| Material for this exercise |

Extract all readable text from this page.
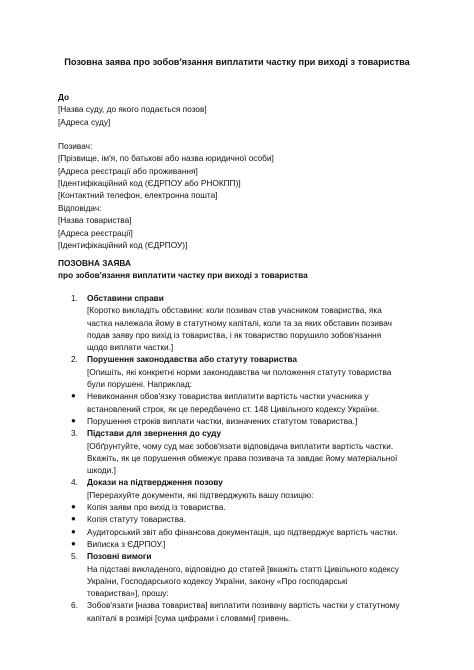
Позовна заява про зобов'язання виплатити частку при виході з товариства
До
[Назва суду, до якого подається позов]
[Адреса суду]
Позивач:
[Прізвище, ім'я, по батькові або назва юридичної особи]
[Адреса реєстрації або проживання]
[Ідентифікаційний код (ЄДРПОУ або РНОКПП)]
[Контактний телефон, електронна пошта]
Відповідач:
[Назва товариства]
[Адреса реєстрації]
[Ідентифікаційний код (ЄДРПОУ)]
ПОЗОВНА ЗАЯВА
про зобов'язання виплатити частку при виході з товариства
1. Обставини справи
[Коротко викладіть обставини: коли позивач став учасником товариства, яка
частка належала йому в статутному капіталі, коли та за яких обставин позивач
подав заяву про вихід із товариства, і як товариство порушило зобов'язання
щодо виплати частки.]
2. Порушення законодавства або статуту товариства
[Опишіть, які конкретні норми законодавства чи положення статуту товариства
були порушені. Наприклад:
● Невиконання обов'язку товариства виплатити вартість частки учасника у
встановлений строк, як це передбачено ст. 148 Цивільного кодексу України.
● Порушення строків виплати частки, визначених статутом товариства.]
3. Підстави для звернення до суду
[Обґрунтуйте, чому суд має зобов'язати відповідача виплатити вартість частки.
Вкажіть, як це порушення обмежує права позивача та завдає йому матеріальної
шкоди.]
4. Докази на підтвердження позову
[Перерахуйте документи, які підтверджують вашу позицію:
● Копія заяви про вихід із товариства.
● Копія статуту товариства.
● Аудиторський звіт або фінансова документація, що підтверджує вартість частки.
● Виписка з ЄДРПОУ.]
5. Позовні вимоги
На підставі викладеного, відповідно до статей [вкажіть статті Цивільного кодексу
України, Господарського кодексу України, закону «Про господарські
товариства»], прошу:
6. Зобов'язати [назва товариства] виплатити позивачу вартість частки у статутному
капіталі в розмірі [сума цифрами і словами] гривень.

| Goal |
Extract every line above that contains the word "кодексу".

| Expected output |
встановлений строк, як це передбачено ст. 148 Цивільного кодексу України.
На підставі викладеного, відповідно до статей [вкажіть статті Цивільного кодексу
України, Господарського кодексу України, закону «Про господарські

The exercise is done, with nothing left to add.